- _SET EXERCISE_
Show every line of the records below that contains the word "time".

**** SOURCE RECORDS ****

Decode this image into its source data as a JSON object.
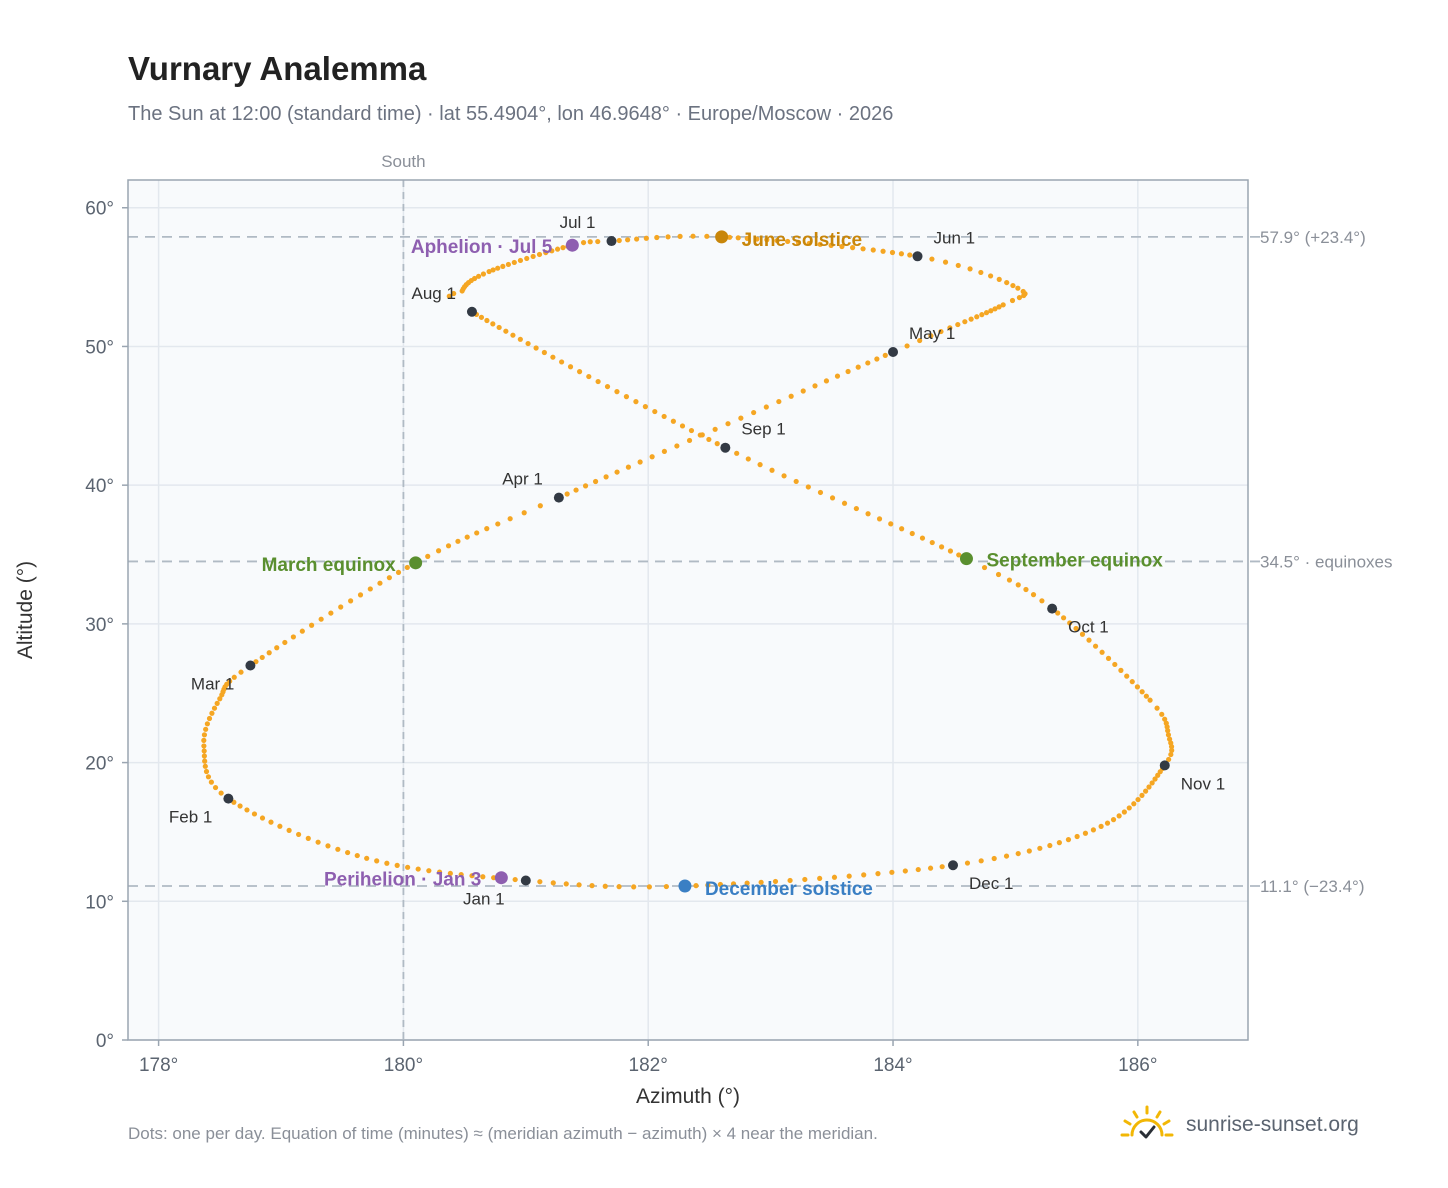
{
  "title": "Vurnary Analemma",
  "subtitle": "The Sun at 12:00 (standard time) · lat 55.4904°, lon 46.9648° · Europe/Moscow · 2026",
  "footnote": "Dots: one per day. Equation of time (minutes) ≈ (meridian azimuth − azimuth) × 4 near the meridian.",
  "brand": {
    "name": "sunrise-sunset.org",
    "icon": "sun-check-icon"
  },
  "colors": {
    "path": "#f5a623",
    "month": "#333a44",
    "june_solstice": "#c8860a",
    "december_solstice": "#3a7fc4",
    "equinox": "#5a8f2f",
    "apsis": "#8e5fb0",
    "plot_bg": "#f8fafc",
    "grid": "#e3e8ee",
    "reference": "#b0bac4"
  },
  "chart_data": {
    "type": "scatter",
    "xlabel": "Azimuth (°)",
    "ylabel": "Altitude (°)",
    "xlim": [
      177.75,
      186.9
    ],
    "ylim": [
      0,
      62
    ],
    "xticks": [
      178,
      180,
      182,
      184,
      186
    ],
    "yticks": [
      0,
      10,
      20,
      30,
      40,
      50,
      60
    ],
    "x_tick_labels": [
      "178°",
      "180°",
      "182°",
      "184°",
      "186°"
    ],
    "y_tick_labels": [
      "0°",
      "10°",
      "20°",
      "30°",
      "40°",
      "50°",
      "60°"
    ],
    "grid": true,
    "meridian": {
      "x": 180,
      "label": "South"
    },
    "reference_lines": [
      {
        "y": 57.9,
        "label": "57.9° (+23.4°)"
      },
      {
        "y": 34.5,
        "label": "34.5° · equinoxes"
      },
      {
        "y": 11.1,
        "label": "11.1° (−23.4°)"
      }
    ],
    "analemma": {
      "series_description": "one dot per day",
      "keyframes": [
        {
          "day": 0,
          "x": 181.0,
          "y": 11.5
        },
        {
          "day": 15,
          "x": 179.7,
          "y": 13.1
        },
        {
          "day": 31,
          "x": 178.57,
          "y": 17.4
        },
        {
          "day": 41,
          "x": 178.37,
          "y": 21.2
        },
        {
          "day": 50,
          "x": 178.5,
          "y": 24.6
        },
        {
          "day": 59,
          "x": 178.75,
          "y": 27.0
        },
        {
          "day": 78,
          "x": 180.1,
          "y": 34.4
        },
        {
          "day": 90,
          "x": 181.27,
          "y": 39.1
        },
        {
          "day": 120,
          "x": 184.0,
          "y": 49.6
        },
        {
          "day": 135,
          "x": 184.9,
          "y": 53.0
        },
        {
          "day": 141,
          "x": 185.02,
          "y": 54.2
        },
        {
          "day": 151,
          "x": 184.2,
          "y": 56.5
        },
        {
          "day": 171,
          "x": 182.6,
          "y": 57.9
        },
        {
          "day": 181,
          "x": 181.7,
          "y": 57.6
        },
        {
          "day": 185,
          "x": 181.38,
          "y": 57.3
        },
        {
          "day": 200,
          "x": 180.7,
          "y": 55.4
        },
        {
          "day": 209,
          "x": 180.48,
          "y": 54.0
        },
        {
          "day": 212,
          "x": 180.56,
          "y": 52.5
        },
        {
          "day": 243,
          "x": 182.63,
          "y": 42.7
        },
        {
          "day": 265,
          "x": 184.6,
          "y": 34.7
        },
        {
          "day": 273,
          "x": 185.3,
          "y": 31.1
        },
        {
          "day": 290,
          "x": 186.1,
          "y": 24.5
        },
        {
          "day": 297,
          "x": 186.25,
          "y": 22.0
        },
        {
          "day": 304,
          "x": 186.22,
          "y": 19.8
        },
        {
          "day": 320,
          "x": 185.7,
          "y": 15.4
        },
        {
          "day": 334,
          "x": 184.49,
          "y": 12.6
        },
        {
          "day": 354,
          "x": 182.3,
          "y": 11.1
        },
        {
          "day": 365,
          "x": 181.0,
          "y": 11.5
        }
      ]
    },
    "month_markers": [
      {
        "label": "Jan 1",
        "x": 181.0,
        "y": 11.5,
        "anchor": "middle",
        "dx": -42,
        "dy": 24
      },
      {
        "label": "Feb 1",
        "x": 178.57,
        "y": 17.4,
        "anchor": "end",
        "dx": -16,
        "dy": 24
      },
      {
        "label": "Mar 1",
        "x": 178.75,
        "y": 27.0,
        "anchor": "end",
        "dx": -16,
        "dy": 24
      },
      {
        "label": "Apr 1",
        "x": 181.27,
        "y": 39.1,
        "anchor": "end",
        "dx": -16,
        "dy": -13
      },
      {
        "label": "May 1",
        "x": 184.0,
        "y": 49.6,
        "anchor": "start",
        "dx": 16,
        "dy": -13
      },
      {
        "label": "Jun 1",
        "x": 184.2,
        "y": 56.5,
        "anchor": "start",
        "dx": 16,
        "dy": -13
      },
      {
        "label": "Jul 1",
        "x": 181.7,
        "y": 57.6,
        "anchor": "end",
        "dx": -16,
        "dy": -13
      },
      {
        "label": "Aug 1",
        "x": 180.56,
        "y": 52.5,
        "anchor": "end",
        "dx": -16,
        "dy": -13
      },
      {
        "label": "Sep 1",
        "x": 182.63,
        "y": 42.7,
        "anchor": "start",
        "dx": 16,
        "dy": -13
      },
      {
        "label": "Oct 1",
        "x": 185.3,
        "y": 31.1,
        "anchor": "start",
        "dx": 16,
        "dy": 24
      },
      {
        "label": "Nov 1",
        "x": 186.22,
        "y": 19.8,
        "anchor": "start",
        "dx": 16,
        "dy": 24
      },
      {
        "label": "Dec 1",
        "x": 184.49,
        "y": 12.6,
        "anchor": "start",
        "dx": 16,
        "dy": 24
      }
    ],
    "events": [
      {
        "label": "June solstice",
        "x": 182.6,
        "y": 57.9,
        "color_key": "june_solstice",
        "anchor": "start",
        "dx": 20,
        "dy": 9
      },
      {
        "label": "Aphelion · Jul 5",
        "x": 181.38,
        "y": 57.3,
        "color_key": "apsis",
        "anchor": "end",
        "dx": -20,
        "dy": 8
      },
      {
        "label": "March equinox",
        "x": 180.1,
        "y": 34.4,
        "color_key": "equinox",
        "anchor": "end",
        "dx": -20,
        "dy": 8
      },
      {
        "label": "September equinox",
        "x": 184.6,
        "y": 34.7,
        "color_key": "equinox",
        "anchor": "start",
        "dx": 20,
        "dy": 8
      },
      {
        "label": "Perihelion · Jan 3",
        "x": 180.8,
        "y": 11.7,
        "color_key": "apsis",
        "anchor": "end",
        "dx": -20,
        "dy": 8
      },
      {
        "label": "December solstice",
        "x": 182.3,
        "y": 11.1,
        "color_key": "december_solstice",
        "anchor": "start",
        "dx": 20,
        "dy": 9
      }
    ]
  }
}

****

- _RESPONSE TO THE EXERCISE_
  "subtitle": "The Sun at 12:00 (standard time) · lat 55.4904°, lon 46.9648° · Europe/Moscow · 2026",
  "footnote": "Dots: one per day. Equation of time (minutes) ≈ (meridian azimuth − azimuth) × 4 near the meridian.",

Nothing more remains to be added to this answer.